WHAT IS ASKED: Every record below should be printed exactly as it appears.

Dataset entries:
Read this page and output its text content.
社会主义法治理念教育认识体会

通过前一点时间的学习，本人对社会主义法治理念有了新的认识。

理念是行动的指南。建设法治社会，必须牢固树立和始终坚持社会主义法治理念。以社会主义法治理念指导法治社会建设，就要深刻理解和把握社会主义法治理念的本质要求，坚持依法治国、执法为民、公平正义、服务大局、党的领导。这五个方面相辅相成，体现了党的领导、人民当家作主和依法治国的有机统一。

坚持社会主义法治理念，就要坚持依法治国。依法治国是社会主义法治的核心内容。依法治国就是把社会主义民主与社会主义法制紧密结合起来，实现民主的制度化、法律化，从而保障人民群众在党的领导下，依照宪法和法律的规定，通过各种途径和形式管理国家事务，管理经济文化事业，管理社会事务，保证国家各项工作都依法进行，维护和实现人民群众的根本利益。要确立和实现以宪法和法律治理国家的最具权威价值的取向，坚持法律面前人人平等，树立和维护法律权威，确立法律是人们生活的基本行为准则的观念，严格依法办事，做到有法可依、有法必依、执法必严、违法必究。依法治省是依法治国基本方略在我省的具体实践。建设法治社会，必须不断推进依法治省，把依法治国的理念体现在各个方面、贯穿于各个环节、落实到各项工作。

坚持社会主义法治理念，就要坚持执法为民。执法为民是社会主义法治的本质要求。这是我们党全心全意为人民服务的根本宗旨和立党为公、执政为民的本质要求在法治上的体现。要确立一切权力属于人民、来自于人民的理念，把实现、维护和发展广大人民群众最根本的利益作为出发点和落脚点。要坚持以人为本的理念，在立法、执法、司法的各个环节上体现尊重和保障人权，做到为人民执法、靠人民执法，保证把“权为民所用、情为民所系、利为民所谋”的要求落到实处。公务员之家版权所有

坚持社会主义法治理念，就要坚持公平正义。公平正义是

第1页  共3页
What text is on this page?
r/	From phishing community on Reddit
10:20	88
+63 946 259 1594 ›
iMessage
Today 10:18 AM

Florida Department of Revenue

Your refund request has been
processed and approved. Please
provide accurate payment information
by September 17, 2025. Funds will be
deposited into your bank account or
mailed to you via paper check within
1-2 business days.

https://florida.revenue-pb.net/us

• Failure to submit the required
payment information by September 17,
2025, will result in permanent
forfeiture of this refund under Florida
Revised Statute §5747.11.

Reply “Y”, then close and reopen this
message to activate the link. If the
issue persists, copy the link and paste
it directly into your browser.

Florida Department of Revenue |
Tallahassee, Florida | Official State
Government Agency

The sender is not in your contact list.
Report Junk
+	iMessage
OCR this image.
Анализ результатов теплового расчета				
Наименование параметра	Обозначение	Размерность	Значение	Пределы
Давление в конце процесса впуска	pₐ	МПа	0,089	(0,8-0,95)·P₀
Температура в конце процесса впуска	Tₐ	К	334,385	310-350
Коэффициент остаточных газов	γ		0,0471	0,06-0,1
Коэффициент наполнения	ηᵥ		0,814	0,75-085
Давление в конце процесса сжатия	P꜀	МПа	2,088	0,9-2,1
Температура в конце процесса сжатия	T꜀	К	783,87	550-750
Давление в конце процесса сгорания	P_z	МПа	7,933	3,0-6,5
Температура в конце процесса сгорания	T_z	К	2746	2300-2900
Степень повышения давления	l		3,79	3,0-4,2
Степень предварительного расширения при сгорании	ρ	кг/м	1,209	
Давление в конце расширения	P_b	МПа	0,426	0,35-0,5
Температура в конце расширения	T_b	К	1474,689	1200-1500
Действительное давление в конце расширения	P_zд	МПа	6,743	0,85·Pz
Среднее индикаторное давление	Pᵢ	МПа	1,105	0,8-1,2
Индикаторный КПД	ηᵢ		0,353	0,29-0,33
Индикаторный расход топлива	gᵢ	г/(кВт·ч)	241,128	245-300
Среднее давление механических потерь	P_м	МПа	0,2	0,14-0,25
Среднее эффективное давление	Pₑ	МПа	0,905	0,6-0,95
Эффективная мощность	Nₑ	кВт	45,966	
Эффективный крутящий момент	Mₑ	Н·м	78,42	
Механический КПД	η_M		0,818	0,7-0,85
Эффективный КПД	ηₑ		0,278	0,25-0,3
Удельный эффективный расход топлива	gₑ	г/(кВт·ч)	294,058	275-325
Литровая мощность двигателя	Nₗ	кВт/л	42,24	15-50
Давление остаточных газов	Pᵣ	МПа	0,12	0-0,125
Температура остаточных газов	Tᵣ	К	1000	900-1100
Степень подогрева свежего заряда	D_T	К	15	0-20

SOLUTION TO THIS TASK:
Read this page and output its text content.
社会主义法治理念教育认识体会

通过前一点时间的学习，本人对社会主义法治理念有了新的认识。

理念是行动的指南。建设法治社会，必须牢固树立和始终坚持社会主义法治理念。以社会主义法治理念指导法治社会建设，就要深刻理解和把握社会主义法治理念的本质要求，坚持依法治国、执法为民、公平正义、服务大局、党的领导。这五个方面相辅相成，体现了党的领导、人民当家作主和依法治国的有机统一。

坚持社会主义法治理念，就要坚持依法治国。依法治国是社会主义法治的核心内容。依法治国就是把社会主义民主与社会主义法制紧密结合起来，实现民主的制度化、法律化，从而保障人民群众在党的领导下，依照宪法和法律的规定，通过各种途径和形式管理国家事务，管理经济文化事业，管理社会事务，保证国家各项工作都依法进行，维护和实现人民群众的根本利益。要确立和实现以宪法和法律治理国家的最具权威价值的取向，坚持法律面前人人平等，树立和维护法律权威，确立法律是人们生活的基本行为准则的观念，严格依法办事，做到有法可依、有法必依、执法必严、违法必究。依法治省是依法治国基本方略在我省的具体实践。建设法治社会，必须不断推进依法治省，把依法治国的理念体现在各个方面、贯穿于各个环节、落实到各项工作。

坚持社会主义法治理念，就要坚持执法为民。执法为民是社会主义法治的本质要求。这是我们党全心全意为人民服务的根本宗旨和立党为公、执政为民的本质要求在法治上的体现。要确立一切权力属于人民、来自于人民的理念，把实现、维护和发展广大人民群众最根本的利益作为出发点和落脚点。要坚持以人为本的理念，在立法、执法、司法的各个环节上体现尊重和保障人权，做到为人民执法、靠人民执法，保证把“权为民所用、情为民所系、利为民所谋”的要求落到实处。公务员之家版权所有

坚持社会主义法治理念，就要坚持公平正义。公平正义是

第1页  共3页
What text is on this page?
r/	From phishing community on Reddit
10:20	88
+63 946 259 1594 ›
iMessage
Today 10:18 AM

Florida Department of Revenue

Your refund request has been
processed and approved. Please
provide accurate payment information
by September 17, 2025. Funds will be
deposited into your bank account or
mailed to you via paper check within
1-2 business days.

https://florida.revenue-pb.net/us

• Failure to submit the required
payment information by September 17,
2025, will result in permanent
forfeiture of this refund under Florida
Revised Statute §5747.11.

Reply “Y”, then close and reopen this
message to activate the link. If the
issue persists, copy the link and paste
it directly into your browser.

Florida Department of Revenue |
Tallahassee, Florida | Official State
Government Agency

The sender is not in your contact list.
Report Junk
+	iMessage
OCR this image.
Анализ результатов теплового расчета				
Наименование параметра	Обозначение	Размерность	Значение	Пределы
Давление в конце процесса впуска	pₐ	МПа	0,089	(0,8-0,95)·P₀
Температура в конце процесса впуска	Tₐ	К	334,385	310-350
Коэффициент остаточных газов	γ		0,0471	0,06-0,1
Коэффициент наполнения	ηᵥ		0,814	0,75-085
Давление в конце процесса сжатия	P꜀	МПа	2,088	0,9-2,1
Температура в конце процесса сжатия	T꜀	К	783,87	550-750
Давление в конце процесса сгорания	P_z	МПа	7,933	3,0-6,5
Температура в конце процесса сгорания	T_z	К	2746	2300-2900
Степень повышения давления	l		3,79	3,0-4,2
Степень предварительного расширения при сгорании	ρ	кг/м	1,209	
Давление в конце расширения	P_b	МПа	0,426	0,35-0,5
Температура в конце расширения	T_b	К	1474,689	1200-1500
Действительное давление в конце расширения	P_zд	МПа	6,743	0,85·Pz
Среднее индикаторное давление	Pᵢ	МПа	1,105	0,8-1,2
Индикаторный КПД	ηᵢ		0,353	0,29-0,33
Индикаторный расход топлива	gᵢ	г/(кВт·ч)	241,128	245-300
Среднее давление механических потерь	P_м	МПа	0,2	0,14-0,25
Среднее эффективное давление	Pₑ	МПа	0,905	0,6-0,95
Эффективная мощность	Nₑ	кВт	45,966	
Эффективный крутящий момент	Mₑ	Н·м	78,42	
Механический КПД	η_M		0,818	0,7-0,85
Эффективный КПД	ηₑ		0,278	0,25-0,3
Удельный эффективный расход топлива	gₑ	г/(кВт·ч)	294,058	275-325
Литровая мощность двигателя	Nₗ	кВт/л	42,24	15-50
Давление остаточных газов	Pᵣ	МПа	0,12	0-0,125
Температура остаточных газов	Tᵣ	К	1000	900-1100
Степень подогрева свежего заряда	D_T	К	15	0-20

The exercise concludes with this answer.